Written task: In the listing below, find every line with the string "rendre" and pull it out.

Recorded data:
>>
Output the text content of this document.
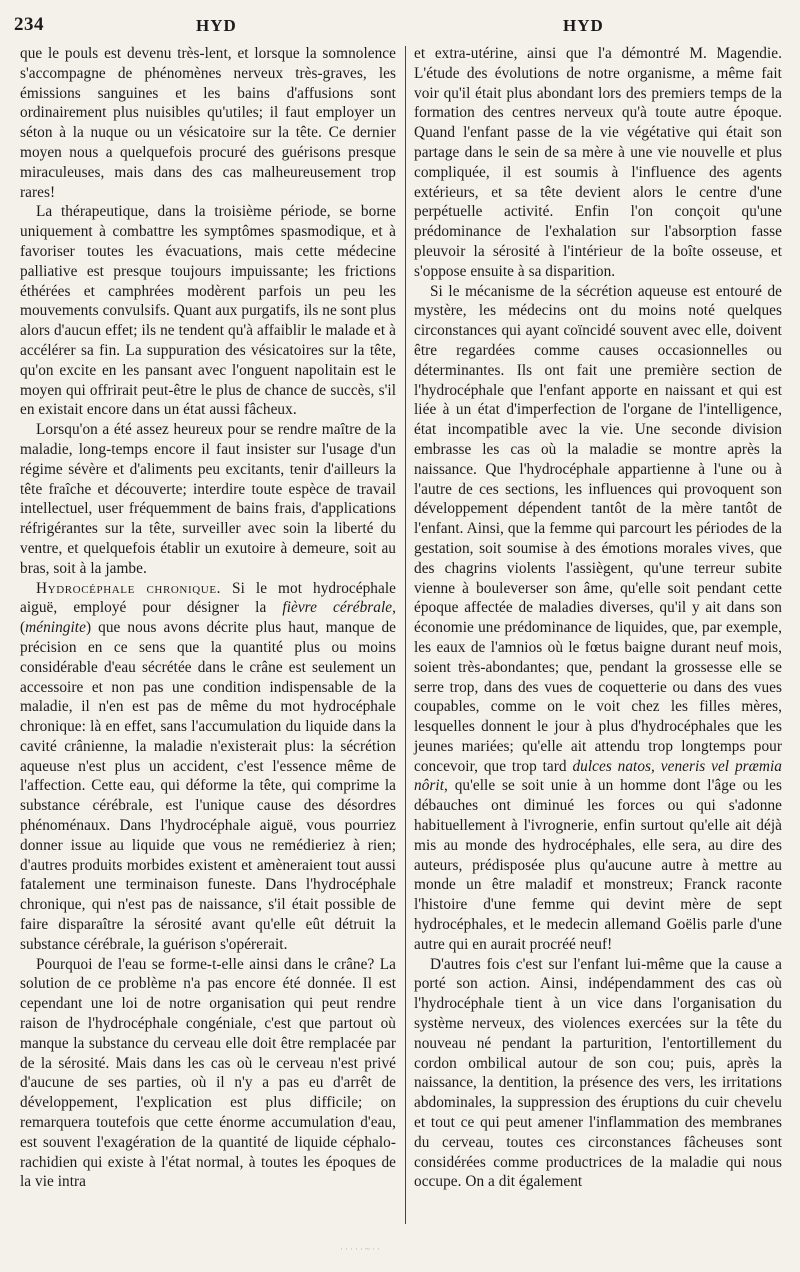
234	HYD	HYD

que le pouls est devenu très-lent, et lorsque la somnolence s'accompagne de phénomènes nerveux très-graves, les émissions sanguines et les bains d'affusions sont ordinairement plus nuisibles qu'utiles; il faut employer un séton à la nuque ou un vésicatoire sur la tête. Ce dernier moyen nous a quelquefois procuré des guérisons presque miraculeuses, mais dans des cas malheureusement trop rares!

La thérapeutique, dans la troisième période, se borne uniquement à combattre les symptômes spasmodique, et à favoriser toutes les évacuations, mais cette médecine palliative est presque toujours impuissante; les frictions éthérées et camphrées modèrent parfois un peu les mouvements convulsifs. Quant aux purgatifs, ils ne sont plus alors d'aucun effet; ils ne tendent qu'à affaiblir le malade et à accélérer sa fin. La suppuration des vésicatoires sur la tête, qu'on excite en les pansant avec l'onguent napolitain est le moyen qui offrirait peut-être le plus de chance de succès, s'il en existait encore dans un état aussi fâcheux.

Lorsqu'on a été assez heureux pour se rendre maître de la maladie, long-temps encore il faut insister sur l'usage d'un régime sévère et d'aliments peu excitants, tenir d'ailleurs la tête fraîche et découverte; interdire toute espèce de travail intellectuel, user fréquemment de bains frais, d'applications réfrigérantes sur la tête, surveiller avec soin la liberté du ventre, et quelquefois établir un exutoire à demeure, soit au bras, soit à la jambe.

Hydrocéphale chronique. Si le mot hydrocéphale aiguë, employé pour désigner la fièvre cérébrale, (méningite) que nous avons décrite plus haut, manque de précision en ce sens que la quantité plus ou moins considérable d'eau sécrétée dans le crâne est seulement un accessoire et non pas une condition indispensable de la maladie, il n'en est pas de même du mot hydrocéphale chronique: là en effet, sans l'accumulation du liquide dans la cavité crânienne, la maladie n'existerait plus: la sécrétion aqueuse n'est plus un accident, c'est l'essence même de l'affection. Cette eau, qui déforme la tête, qui comprime la substance cérébrale, est l'unique cause des désordres phénoménaux. Dans l'hydrocéphale aiguë, vous pourriez donner issue au liquide que vous ne remédieriez à rien; d'autres produits morbides existent et amèneraient tout aussi fatalement une terminaison funeste. Dans l'hydrocéphale chronique, qui n'est pas de naissance, s'il était possible de faire disparaître la sérosité avant qu'elle eût détruit la substance cérébrale, la guérison s'opérerait.

Pourquoi de l'eau se forme-t-elle ainsi dans le crâne? La solution de ce problème n'a pas encore été donnée. Il est cependant une loi de notre organisation qui peut rendre raison de l'hydrocéphale congéniale, c'est que partout où manque la substance du cerveau elle doit être remplacée par de la sérosité. Mais dans les cas où le cerveau n'est privé d'aucune de ses parties, où il n'y a pas eu d'arrêt de développement, l'explication est plus difficile; on remarquera toutefois que cette énorme accumulation d'eau, est souvent l'exagération de la quantité de liquide céphalo-rachidien qui existe à l'état normal, à toutes les époques de la vie intra

et extra-utérine, ainsi que l'a démontré M. Magendie. L'étude des évolutions de notre organisme, a même fait voir qu'il était plus abondant lors des premiers temps de la formation des centres nerveux qu'à toute autre époque. Quand l'enfant passe de la vie végétative qui était son partage dans le sein de sa mère à une vie nouvelle et plus compliquée, il est soumis à l'influence des agents extérieurs, et sa tête devient alors le centre d'une perpétuelle activité. Enfin l'on conçoit qu'une prédominance de l'exhalation sur l'absorption fasse pleuvoir la sérosité à l'intérieur de la boîte osseuse, et s'oppose ensuite à sa disparition.

Si le mécanisme de la sécrétion aqueuse est entouré de mystère, les médecins ont du moins noté quelques circonstances qui ayant coïncidé souvent avec elle, doivent être regardées comme causes occasionnelles ou déterminantes. Ils ont fait une première section de l'hydrocéphale que l'enfant apporte en naissant et qui est liée à un état d'imperfection de l'organe de l'intelligence, état incompatible avec la vie. Une seconde division embrasse les cas où la maladie se montre après la naissance. Que l'hydrocéphale appartienne à l'une ou à l'autre de ces sections, les influences qui provoquent son développement dépendent tantôt de la mère tantôt de l'enfant. Ainsi, que la femme qui parcourt les périodes de la gestation, soit soumise à des émotions morales vives, que des chagrins violents l'assiègent, qu'une terreur subite vienne à bouleverser son âme, qu'elle soit pendant cette époque affectée de maladies diverses, qu'il y ait dans son économie une prédominance de liquides, que, par exemple, les eaux de l'amnios où le fœtus baigne durant neuf mois, soient très-abondantes; que, pendant la grossesse elle se serre trop, dans des vues de coquetterie ou dans des vues coupables, comme on le voit chez les filles mères, lesquelles donnent le jour à plus d'hydrocéphales que les jeunes mariées; qu'elle ait attendu trop longtemps pour concevoir, que trop tard dulces natos, veneris vel præmia nôrit, qu'elle se soit unie à un homme dont l'âge ou les débauches ont diminué les forces ou qui s'adonne habituellement à l'ivrognerie, enfin surtout qu'elle ait déjà mis au monde des hydrocéphales, elle sera, au dire des auteurs, prédisposée plus qu'aucune autre à mettre au monde un être maladif et monstreux; Franck raconte l'histoire d'une femme qui devint mère de sept hydrocéphales, et le medecin allemand Goëlis parle d'une autre qui en aurait procréé neuf!

D'autres fois c'est sur l'enfant lui-même que la cause a porté son action. Ainsi, indépendamment des cas où l'hydrocéphale tient à un vice dans l'organisation du système nerveux, des violences exercées sur la tête du nouveau né pendant la parturition, l'entortillement du cordon ombilical autour de son cou; puis, après la naissance, la dentition, la présence des vers, les irritations abdominales, la suppression des éruptions du cuir chevelu et tout ce qui peut amener l'inflammation des membranes du cerveau, toutes ces circonstances fâcheuses sont considérées comme productrices de la maladie qui nous occupe. On a dit également

·····~··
<<
The result:
Lorsqu'on a été assez heureux pour se rendre maître de la maladie, long-temps encore il faut insister sur l'usage d'un régime sévère et d'aliments peu excitants, tenir d'ailleurs la tête fraîche et découverte; interdire toute espèce de travail intellectuel, user fréquemment de bains frais, d'applications réfrigérantes sur la tête, surveiller avec soin la liberté du ventre, et quelquefois établir un exutoire à demeure, soit au bras, soit à la jambe.
Pourquoi de l'eau se forme-t-elle ainsi dans le crâne? La solution de ce problème n'a pas encore été donnée. Il est cependant une loi de notre organisation qui peut rendre raison de l'hydrocéphale congéniale, c'est que partout où manque la substance du cerveau elle doit être remplacée par de la sérosité. Mais dans les cas où le cerveau n'est privé d'aucune de ses parties, où il n'y a pas eu d'arrêt de développement, l'explication est plus difficile; on remarquera toutefois que cette énorme accumulation d'eau, est souvent l'exagération de la quantité de liquide céphalo-rachidien qui existe à l'état normal, à toutes les époques de la vie intra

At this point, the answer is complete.